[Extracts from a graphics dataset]
↓

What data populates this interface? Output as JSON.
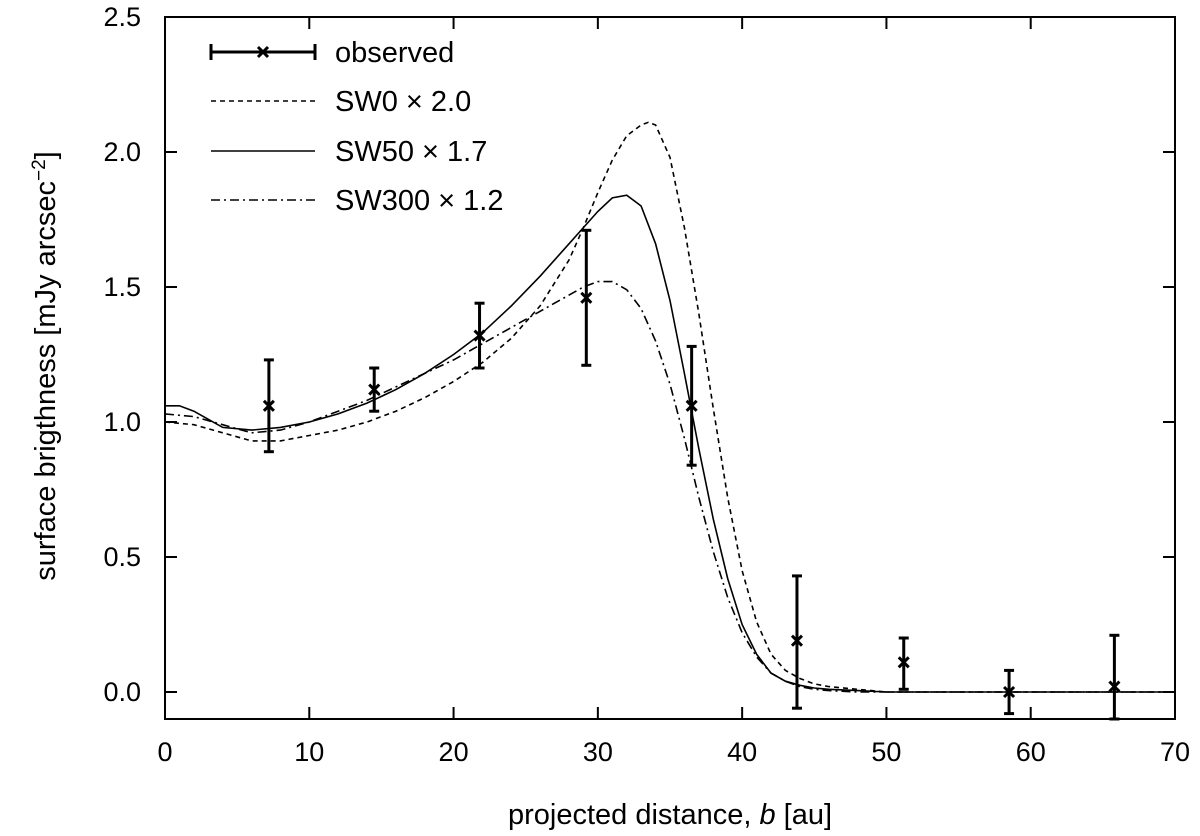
{
  "chart_data": {
    "type": "line",
    "title": "",
    "xlabel": {
      "prefix": "projected distance, ",
      "italic": "b",
      "suffix": " [au]"
    },
    "ylabel": {
      "main": "surface brigthness [mJy arcsec",
      "sup": "−2",
      "close": "]"
    },
    "xlim": [
      0,
      70
    ],
    "ylim": [
      -0.1,
      2.5
    ],
    "xticks": [
      0,
      10,
      20,
      30,
      40,
      50,
      60,
      70
    ],
    "xtick_labels": [
      "0",
      "10",
      "20",
      "30",
      "40",
      "50",
      "60",
      "70"
    ],
    "yticks": [
      0.0,
      0.5,
      1.0,
      1.5,
      2.0,
      2.5
    ],
    "ytick_labels": [
      "0.0",
      "0.5",
      "1.0",
      "1.5",
      "2.0",
      "2.5"
    ],
    "legend_position": "top-left",
    "observed": {
      "name": "observed",
      "x": [
        7.2,
        14.5,
        21.8,
        29.2,
        36.5,
        43.8,
        51.2,
        58.5,
        65.8
      ],
      "y": [
        1.06,
        1.12,
        1.32,
        1.46,
        1.06,
        0.19,
        0.11,
        0.0,
        0.02
      ],
      "yerr_low": [
        0.17,
        0.08,
        0.12,
        0.25,
        0.22,
        0.25,
        0.1,
        0.08,
        0.12
      ],
      "yerr_high": [
        0.17,
        0.08,
        0.12,
        0.25,
        0.22,
        0.24,
        0.09,
        0.08,
        0.19
      ]
    },
    "series": [
      {
        "name": "SW0 × 2.0",
        "style": "dashed",
        "x": [
          0,
          2,
          4,
          6,
          8,
          10,
          12,
          14,
          16,
          18,
          20,
          22,
          24,
          26,
          28,
          29,
          30,
          31,
          32,
          33,
          33.5,
          34,
          35,
          36,
          37,
          38,
          39,
          40,
          41,
          42,
          43,
          44,
          45,
          46,
          48,
          50,
          52,
          55,
          60,
          70
        ],
        "y": [
          1.0,
          0.99,
          0.96,
          0.93,
          0.93,
          0.95,
          0.97,
          1.0,
          1.04,
          1.09,
          1.15,
          1.22,
          1.31,
          1.43,
          1.6,
          1.72,
          1.85,
          1.97,
          2.06,
          2.1,
          2.11,
          2.1,
          1.98,
          1.72,
          1.4,
          1.05,
          0.72,
          0.45,
          0.26,
          0.14,
          0.08,
          0.05,
          0.03,
          0.02,
          0.01,
          0.0,
          0.0,
          0.0,
          0.0,
          0.0
        ]
      },
      {
        "name": "SW50 × 1.7",
        "style": "solid",
        "x": [
          0,
          1,
          2,
          3,
          4,
          6,
          8,
          10,
          12,
          14,
          16,
          18,
          20,
          22,
          24,
          26,
          28,
          29,
          30,
          31,
          32,
          33,
          34,
          35,
          36,
          37,
          38,
          39,
          40,
          41,
          42,
          43,
          44,
          45,
          46,
          48,
          50,
          52,
          55,
          60,
          70
        ],
        "y": [
          1.06,
          1.06,
          1.04,
          1.01,
          0.98,
          0.97,
          0.98,
          1.0,
          1.03,
          1.07,
          1.12,
          1.18,
          1.25,
          1.33,
          1.43,
          1.54,
          1.66,
          1.72,
          1.78,
          1.83,
          1.84,
          1.8,
          1.66,
          1.45,
          1.18,
          0.9,
          0.64,
          0.42,
          0.25,
          0.14,
          0.07,
          0.04,
          0.025,
          0.015,
          0.01,
          0.005,
          0.0,
          0.0,
          0.0,
          0.0,
          0.0
        ]
      },
      {
        "name": "SW300 × 1.2",
        "style": "dashdot",
        "x": [
          0,
          2,
          4,
          6,
          8,
          10,
          12,
          14,
          16,
          18,
          20,
          22,
          24,
          26,
          28,
          29,
          30,
          31,
          32,
          33,
          34,
          35,
          36,
          37,
          38,
          39,
          40,
          41,
          42,
          43,
          44,
          45,
          46,
          48,
          50,
          52,
          55,
          60,
          70
        ],
        "y": [
          1.03,
          1.02,
          0.99,
          0.96,
          0.97,
          1.0,
          1.04,
          1.08,
          1.13,
          1.18,
          1.23,
          1.29,
          1.35,
          1.41,
          1.47,
          1.5,
          1.52,
          1.52,
          1.49,
          1.42,
          1.3,
          1.14,
          0.94,
          0.72,
          0.52,
          0.35,
          0.22,
          0.13,
          0.07,
          0.04,
          0.02,
          0.01,
          0.005,
          0.0,
          0.0,
          0.0,
          0.0,
          0.0,
          0.0
        ]
      }
    ]
  }
}
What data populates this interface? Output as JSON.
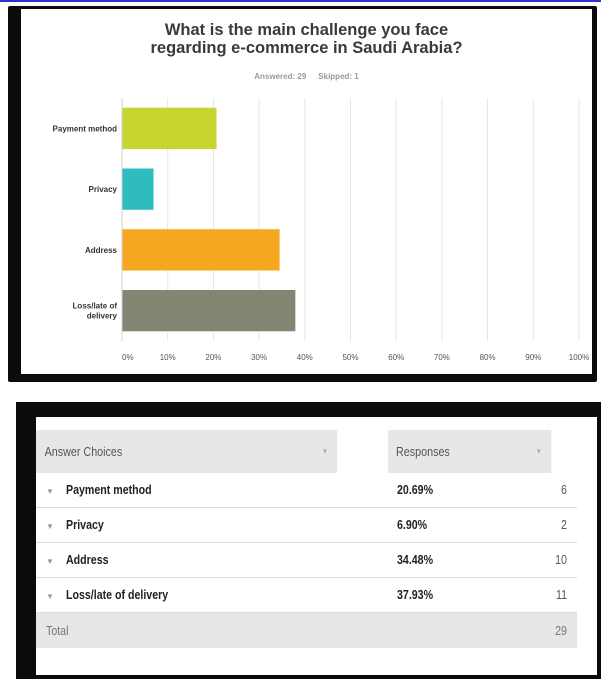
{
  "chart_data": {
    "type": "bar",
    "orientation": "horizontal",
    "title_lines": [
      "What is the main challenge you face",
      "regarding e-commerce in Saudi Arabia?"
    ],
    "answered_label": "Answered: 29",
    "skipped_label": "Skipped: 1",
    "categories": [
      "Payment method",
      "Privacy",
      "Address",
      "Loss/late of delivery"
    ],
    "category_lines": [
      [
        "Payment method"
      ],
      [
        "Privacy"
      ],
      [
        "Address"
      ],
      [
        "Loss/late of",
        "delivery"
      ]
    ],
    "values": [
      20.69,
      6.9,
      34.48,
      37.93
    ],
    "colors": [
      "#c8d42f",
      "#30bcbf",
      "#f5a81f",
      "#858574"
    ],
    "xlim": [
      0,
      100
    ],
    "x_ticks": [
      "0%",
      "10%",
      "20%",
      "30%",
      "40%",
      "50%",
      "60%",
      "70%",
      "80%",
      "90%",
      "100%"
    ],
    "grid": true
  },
  "table": {
    "header_choices": "Answer Choices",
    "header_responses": "Responses",
    "rows": [
      {
        "choice": "Payment method",
        "percent": "20.69%",
        "count": "6"
      },
      {
        "choice": "Privacy",
        "percent": "6.90%",
        "count": "2"
      },
      {
        "choice": "Address",
        "percent": "34.48%",
        "count": "10"
      },
      {
        "choice": "Loss/late of delivery",
        "percent": "37.93%",
        "count": "11"
      }
    ],
    "total_label": "Total",
    "total_count": "29"
  }
}
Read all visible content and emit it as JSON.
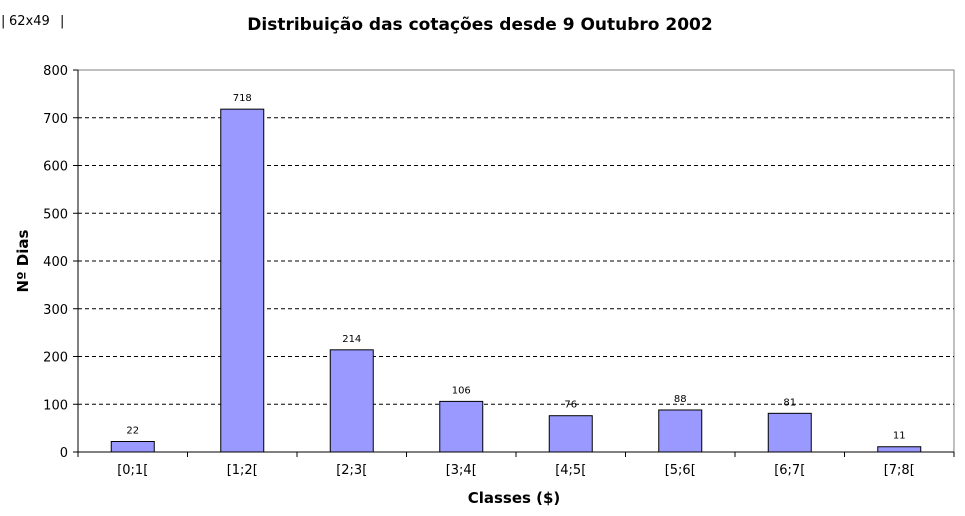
{
  "corner_label": "62x49",
  "chart_data": {
    "type": "bar",
    "title": "Distribuição das cotações desde 9 Outubro 2002",
    "xlabel": "Classes ($)",
    "ylabel": "Nº Dias",
    "categories": [
      "[0;1[",
      "[1;2[",
      "[2;3[",
      "[3;4[",
      "[4;5[",
      "[5;6[",
      "[6;7[",
      "[7;8["
    ],
    "values": [
      22,
      718,
      214,
      106,
      76,
      88,
      81,
      11
    ],
    "data_labels": [
      "22",
      "718",
      "214",
      "106",
      "76",
      "88",
      "81",
      "11"
    ],
    "ylim": [
      0,
      800
    ],
    "yticks": [
      0,
      100,
      200,
      300,
      400,
      500,
      600,
      700,
      800
    ],
    "grid": "horizontal dashed",
    "legend": "none",
    "bar_color": "#9999ff"
  }
}
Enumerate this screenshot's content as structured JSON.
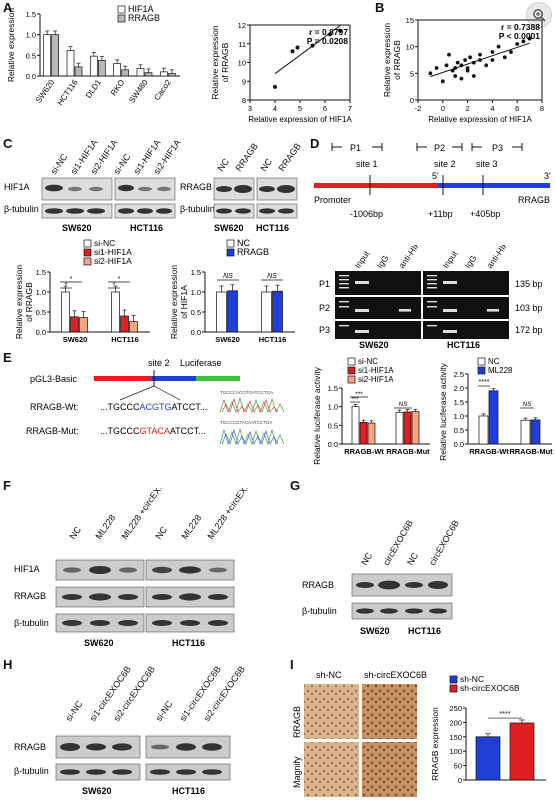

↑

■ Exercise objective:
Restate the data above word for word. Do not include the images.

■ Output:
What data populates this interface? Output as JSON.
{
  "chart_data": {
    "type": "line",
    "title": "",
    "xlabel": {
      "prefix": "projected distance, ",
      "italic": "b",
      "suffix": " [au]"
    },
    "ylabel": {
      "main": "surface brigthness [mJy arcsec",
      "sup": "−2",
      "close": "]"
    },
    "xlim": [
      0,
      70
    ],
    "ylim": [
      -0.1,
      2.5
    ],
    "xticks": [
      0,
      10,
      20,
      30,
      40,
      50,
      60,
      70
    ],
    "xtick_labels": [
      "0",
      "10",
      "20",
      "30",
      "40",
      "50",
      "60",
      "70"
    ],
    "yticks": [
      0.0,
      0.5,
      1.0,
      1.5,
      2.0,
      2.5
    ],
    "ytick_labels": [
      "0.0",
      "0.5",
      "1.0",
      "1.5",
      "2.0",
      "2.5"
    ],
    "legend_position": "top-left",
    "observed": {
      "name": "observed",
      "x": [
        7.2,
        14.5,
        21.8,
        29.2,
        36.5,
        43.8,
        51.2,
        58.5,
        65.8
      ],
      "y": [
        1.06,
        1.12,
        1.32,
        1.46,
        1.06,
        0.19,
        0.11,
        0.0,
        0.02
      ],
      "yerr_low": [
        0.17,
        0.08,
        0.12,
        0.25,
        0.22,
        0.25,
        0.1,
        0.08,
        0.12
      ],
      "yerr_high": [
        0.17,
        0.08,
        0.12,
        0.25,
        0.22,
        0.24,
        0.09,
        0.08,
        0.19
      ]
    },
    "series": [
      {
        "name": "SW0 × 2.0",
        "style": "dashed",
        "x": [
          0,
          2,
          4,
          6,
          8,
          10,
          12,
          14,
          16,
          18,
          20,
          22,
          24,
          26,
          28,
          29,
          30,
          31,
          32,
          33,
          33.5,
          34,
          35,
          36,
          37,
          38,
          39,
          40,
          41,
          42,
          43,
          44,
          45,
          46,
          48,
          50,
          52,
          55,
          60,
          70
        ],
        "y": [
          1.0,
          0.99,
          0.96,
          0.93,
          0.93,
          0.95,
          0.97,
          1.0,
          1.04,
          1.09,
          1.15,
          1.22,
          1.31,
          1.43,
          1.6,
          1.72,
          1.85,
          1.97,
          2.06,
          2.1,
          2.11,
          2.1,
          1.98,
          1.72,
          1.4,
          1.05,
          0.72,
          0.45,
          0.26,
          0.14,
          0.08,
          0.05,
          0.03,
          0.02,
          0.01,
          0.0,
          0.0,
          0.0,
          0.0,
          0.0
        ]
      },
      {
        "name": "SW50 × 1.7",
        "style": "solid",
        "x": [
          0,
          1,
          2,
          3,
          4,
          6,
          8,
          10,
          12,
          14,
          16,
          18,
          20,
          22,
          24,
          26,
          28,
          29,
          30,
          31,
          32,
          33,
          34,
          35,
          36,
          37,
          38,
          39,
          40,
          41,
          42,
          43,
          44,
          45,
          46,
          48,
          50,
          52,
          55,
          60,
          70
        ],
        "y": [
          1.06,
          1.06,
          1.04,
          1.01,
          0.98,
          0.97,
          0.98,
          1.0,
          1.03,
          1.07,
          1.12,
          1.18,
          1.25,
          1.33,
          1.43,
          1.54,
          1.66,
          1.72,
          1.78,
          1.83,
          1.84,
          1.8,
          1.66,
          1.45,
          1.18,
          0.9,
          0.64,
          0.42,
          0.25,
          0.14,
          0.07,
          0.04,
          0.025,
          0.015,
          0.01,
          0.005,
          0.0,
          0.0,
          0.0,
          0.0,
          0.0
        ]
      },
      {
        "name": "SW300 × 1.2",
        "style": "dashdot",
        "x": [
          0,
          2,
          4,
          6,
          8,
          10,
          12,
          14,
          16,
          18,
          20,
          22,
          24,
          26,
          28,
          29,
          30,
          31,
          32,
          33,
          34,
          35,
          36,
          37,
          38,
          39,
          40,
          41,
          42,
          43,
          44,
          45,
          46,
          48,
          50,
          52,
          55,
          60,
          70
        ],
        "y": [
          1.03,
          1.02,
          0.99,
          0.96,
          0.97,
          1.0,
          1.04,
          1.08,
          1.13,
          1.18,
          1.23,
          1.29,
          1.35,
          1.41,
          1.47,
          1.5,
          1.52,
          1.52,
          1.49,
          1.42,
          1.3,
          1.14,
          0.94,
          0.72,
          0.52,
          0.35,
          0.22,
          0.13,
          0.07,
          0.04,
          0.02,
          0.01,
          0.005,
          0.0,
          0.0,
          0.0,
          0.0,
          0.0,
          0.0
        ]
      }
    ]
  }
}
What data populates this interface? Output as JSON.
{
  "chart_data": {
    "type": "bar",
    "orientation": "horizontal",
    "title_lines": [
      "What is the main challenge you face",
      "regarding e-commerce in Saudi Arabia?"
    ],
    "answered_label": "Answered: 29",
    "skipped_label": "Skipped: 1",
    "categories": [
      "Payment method",
      "Privacy",
      "Address",
      "Loss/late of delivery"
    ],
    "category_lines": [
      [
        "Payment method"
      ],
      [
        "Privacy"
      ],
      [
        "Address"
      ],
      [
        "Loss/late of",
        "delivery"
      ]
    ],
    "values": [
      20.69,
      6.9,
      34.48,
      37.93
    ],
    "colors": [
      "#c8d42f",
      "#30bcbf",
      "#f5a81f",
      "#858574"
    ],
    "xlim": [
      0,
      100
    ],
    "x_ticks": [
      "0%",
      "10%",
      "20%",
      "30%",
      "40%",
      "50%",
      "60%",
      "70%",
      "80%",
      "90%",
      "100%"
    ],
    "grid": true
  },
  "table": {
    "header_choices": "Answer Choices",
    "header_responses": "Responses",
    "rows": [
      {
        "choice": "Payment method",
        "percent": "20.69%",
        "count": "6"
      },
      {
        "choice": "Privacy",
        "percent": "6.90%",
        "count": "2"
      },
      {
        "choice": "Address",
        "percent": "34.48%",
        "count": "10"
      },
      {
        "choice": "Loss/late of delivery",
        "percent": "37.93%",
        "count": "11"
      }
    ],
    "total_label": "Total",
    "total_count": "29"
  }
}
Read all visible content and emit it as JSON.
{
  "corner_label": "62x49",
  "chart_data": {
    "type": "bar",
    "title": "Distribuição das cotações desde 9 Outubro 2002",
    "xlabel": "Classes ($)",
    "ylabel": "Nº Dias",
    "categories": [
      "[0;1[",
      "[1;2[",
      "[2;3[",
      "[3;4[",
      "[4;5[",
      "[5;6[",
      "[6;7[",
      "[7;8["
    ],
    "values": [
      22,
      718,
      214,
      106,
      76,
      88,
      81,
      11
    ],
    "data_labels": [
      "22",
      "718",
      "214",
      "106",
      "76",
      "88",
      "81",
      "11"
    ],
    "ylim": [
      0,
      800
    ],
    "yticks": [
      0,
      100,
      200,
      300,
      400,
      500,
      600,
      700,
      800
    ],
    "grid": "horizontal dashed",
    "legend": "none",
    "bar_color": "#9999ff"
  }
}
Enumerate this screenshot's content as structured JSON.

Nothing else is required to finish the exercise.